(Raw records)
+ + + +

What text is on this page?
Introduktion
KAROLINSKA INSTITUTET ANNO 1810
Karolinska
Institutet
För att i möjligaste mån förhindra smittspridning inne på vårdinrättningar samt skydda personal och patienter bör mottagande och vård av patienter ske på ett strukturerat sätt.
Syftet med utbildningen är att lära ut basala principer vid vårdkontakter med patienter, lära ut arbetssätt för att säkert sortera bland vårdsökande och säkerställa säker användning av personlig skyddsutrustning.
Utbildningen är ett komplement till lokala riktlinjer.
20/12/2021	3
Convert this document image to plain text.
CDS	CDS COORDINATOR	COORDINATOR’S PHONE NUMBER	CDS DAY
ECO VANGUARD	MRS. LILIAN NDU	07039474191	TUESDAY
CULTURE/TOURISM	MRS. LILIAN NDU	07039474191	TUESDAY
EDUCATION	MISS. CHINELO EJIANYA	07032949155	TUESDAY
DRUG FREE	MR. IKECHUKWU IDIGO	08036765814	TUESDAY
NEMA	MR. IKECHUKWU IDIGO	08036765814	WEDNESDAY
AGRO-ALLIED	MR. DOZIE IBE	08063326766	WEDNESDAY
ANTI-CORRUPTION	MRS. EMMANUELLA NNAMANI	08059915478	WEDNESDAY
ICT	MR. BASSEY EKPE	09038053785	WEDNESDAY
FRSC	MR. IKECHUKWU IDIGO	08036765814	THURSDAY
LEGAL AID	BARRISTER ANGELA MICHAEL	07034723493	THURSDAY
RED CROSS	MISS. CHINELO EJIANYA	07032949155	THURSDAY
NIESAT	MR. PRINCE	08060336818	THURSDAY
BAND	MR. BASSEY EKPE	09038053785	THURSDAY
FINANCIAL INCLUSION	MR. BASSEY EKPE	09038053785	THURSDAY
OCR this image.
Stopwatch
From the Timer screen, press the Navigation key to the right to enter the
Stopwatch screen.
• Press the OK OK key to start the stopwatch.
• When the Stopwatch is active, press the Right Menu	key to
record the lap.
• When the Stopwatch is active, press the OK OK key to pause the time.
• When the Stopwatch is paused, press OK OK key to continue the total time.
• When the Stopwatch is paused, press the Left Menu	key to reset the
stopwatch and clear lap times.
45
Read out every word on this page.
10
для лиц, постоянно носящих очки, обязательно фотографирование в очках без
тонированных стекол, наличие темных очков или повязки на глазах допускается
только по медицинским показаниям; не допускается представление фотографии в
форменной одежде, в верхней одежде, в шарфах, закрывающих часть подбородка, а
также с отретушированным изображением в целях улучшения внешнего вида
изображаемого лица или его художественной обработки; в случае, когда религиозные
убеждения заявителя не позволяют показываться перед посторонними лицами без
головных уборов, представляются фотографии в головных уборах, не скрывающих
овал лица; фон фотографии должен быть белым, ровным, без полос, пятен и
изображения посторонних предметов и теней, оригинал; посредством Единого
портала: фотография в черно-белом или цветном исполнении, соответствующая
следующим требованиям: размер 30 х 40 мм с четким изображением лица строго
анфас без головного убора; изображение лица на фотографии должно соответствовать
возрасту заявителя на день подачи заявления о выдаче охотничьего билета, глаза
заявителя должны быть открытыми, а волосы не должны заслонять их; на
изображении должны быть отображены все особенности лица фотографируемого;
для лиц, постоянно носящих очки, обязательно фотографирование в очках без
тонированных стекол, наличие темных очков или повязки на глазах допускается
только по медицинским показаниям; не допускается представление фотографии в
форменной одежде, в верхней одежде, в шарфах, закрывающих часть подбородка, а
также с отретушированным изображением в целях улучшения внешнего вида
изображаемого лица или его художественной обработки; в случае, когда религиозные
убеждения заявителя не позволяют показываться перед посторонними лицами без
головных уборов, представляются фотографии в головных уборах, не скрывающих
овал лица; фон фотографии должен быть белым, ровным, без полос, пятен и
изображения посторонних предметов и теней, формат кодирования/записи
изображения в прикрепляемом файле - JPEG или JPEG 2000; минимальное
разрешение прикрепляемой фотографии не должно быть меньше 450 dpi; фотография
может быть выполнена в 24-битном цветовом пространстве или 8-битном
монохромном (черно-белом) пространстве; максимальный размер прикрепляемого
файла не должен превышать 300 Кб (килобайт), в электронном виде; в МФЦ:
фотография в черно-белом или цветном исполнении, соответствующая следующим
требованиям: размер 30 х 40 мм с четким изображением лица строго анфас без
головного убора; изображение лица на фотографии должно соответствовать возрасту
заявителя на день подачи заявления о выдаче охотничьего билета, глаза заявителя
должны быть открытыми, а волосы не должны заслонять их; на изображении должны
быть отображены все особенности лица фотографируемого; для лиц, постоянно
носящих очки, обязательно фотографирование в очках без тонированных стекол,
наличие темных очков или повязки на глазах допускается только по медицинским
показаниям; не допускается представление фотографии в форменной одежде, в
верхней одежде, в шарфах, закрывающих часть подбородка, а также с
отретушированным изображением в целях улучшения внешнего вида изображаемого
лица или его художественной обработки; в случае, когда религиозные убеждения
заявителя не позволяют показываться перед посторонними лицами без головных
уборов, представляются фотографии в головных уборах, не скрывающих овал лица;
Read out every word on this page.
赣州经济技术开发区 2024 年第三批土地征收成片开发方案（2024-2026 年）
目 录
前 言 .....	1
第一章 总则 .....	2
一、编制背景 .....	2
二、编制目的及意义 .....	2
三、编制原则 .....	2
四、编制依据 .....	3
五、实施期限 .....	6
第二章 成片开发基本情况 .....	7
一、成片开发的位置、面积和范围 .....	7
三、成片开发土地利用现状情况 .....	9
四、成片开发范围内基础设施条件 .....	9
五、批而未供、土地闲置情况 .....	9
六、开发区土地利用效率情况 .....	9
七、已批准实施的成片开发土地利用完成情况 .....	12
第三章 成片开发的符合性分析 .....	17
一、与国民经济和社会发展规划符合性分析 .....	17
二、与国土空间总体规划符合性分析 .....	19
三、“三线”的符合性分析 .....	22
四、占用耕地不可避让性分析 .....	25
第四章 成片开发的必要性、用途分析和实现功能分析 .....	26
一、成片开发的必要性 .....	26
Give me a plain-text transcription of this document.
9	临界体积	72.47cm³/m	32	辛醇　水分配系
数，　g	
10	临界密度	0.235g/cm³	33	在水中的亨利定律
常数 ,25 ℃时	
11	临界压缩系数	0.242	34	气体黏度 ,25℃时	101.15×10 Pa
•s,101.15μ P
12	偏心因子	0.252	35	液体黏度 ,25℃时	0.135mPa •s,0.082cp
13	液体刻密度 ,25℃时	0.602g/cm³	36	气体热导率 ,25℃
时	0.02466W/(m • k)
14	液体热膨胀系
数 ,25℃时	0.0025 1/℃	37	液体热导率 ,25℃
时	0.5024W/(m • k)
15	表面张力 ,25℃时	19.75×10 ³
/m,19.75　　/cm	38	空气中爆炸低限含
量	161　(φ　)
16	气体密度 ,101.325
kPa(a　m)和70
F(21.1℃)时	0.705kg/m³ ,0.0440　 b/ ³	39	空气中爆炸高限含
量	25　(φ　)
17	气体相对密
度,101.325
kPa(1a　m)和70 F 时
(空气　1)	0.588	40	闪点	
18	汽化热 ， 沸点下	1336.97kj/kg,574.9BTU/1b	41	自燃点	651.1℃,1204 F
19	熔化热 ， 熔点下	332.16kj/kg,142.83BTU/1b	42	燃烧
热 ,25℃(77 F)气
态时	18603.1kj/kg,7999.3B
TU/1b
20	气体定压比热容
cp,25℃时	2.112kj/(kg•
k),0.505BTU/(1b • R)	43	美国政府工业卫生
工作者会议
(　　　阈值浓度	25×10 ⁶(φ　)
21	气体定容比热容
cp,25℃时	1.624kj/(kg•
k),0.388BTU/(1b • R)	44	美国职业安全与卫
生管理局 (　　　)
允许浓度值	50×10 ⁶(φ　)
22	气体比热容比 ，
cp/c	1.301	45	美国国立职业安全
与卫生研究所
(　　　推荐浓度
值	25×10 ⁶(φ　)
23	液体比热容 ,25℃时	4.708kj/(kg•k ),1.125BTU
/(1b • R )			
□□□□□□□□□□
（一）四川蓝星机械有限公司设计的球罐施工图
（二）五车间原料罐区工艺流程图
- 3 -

+ + + +

◆ **Problem requirements**:
Gather each line holding the string "отображены".

◆ **Output for this exercise**:
изображении должны быть отображены все особенности лица фотографируемого;
быть отображены все особенности лица фотографируемого; для лиц, постоянно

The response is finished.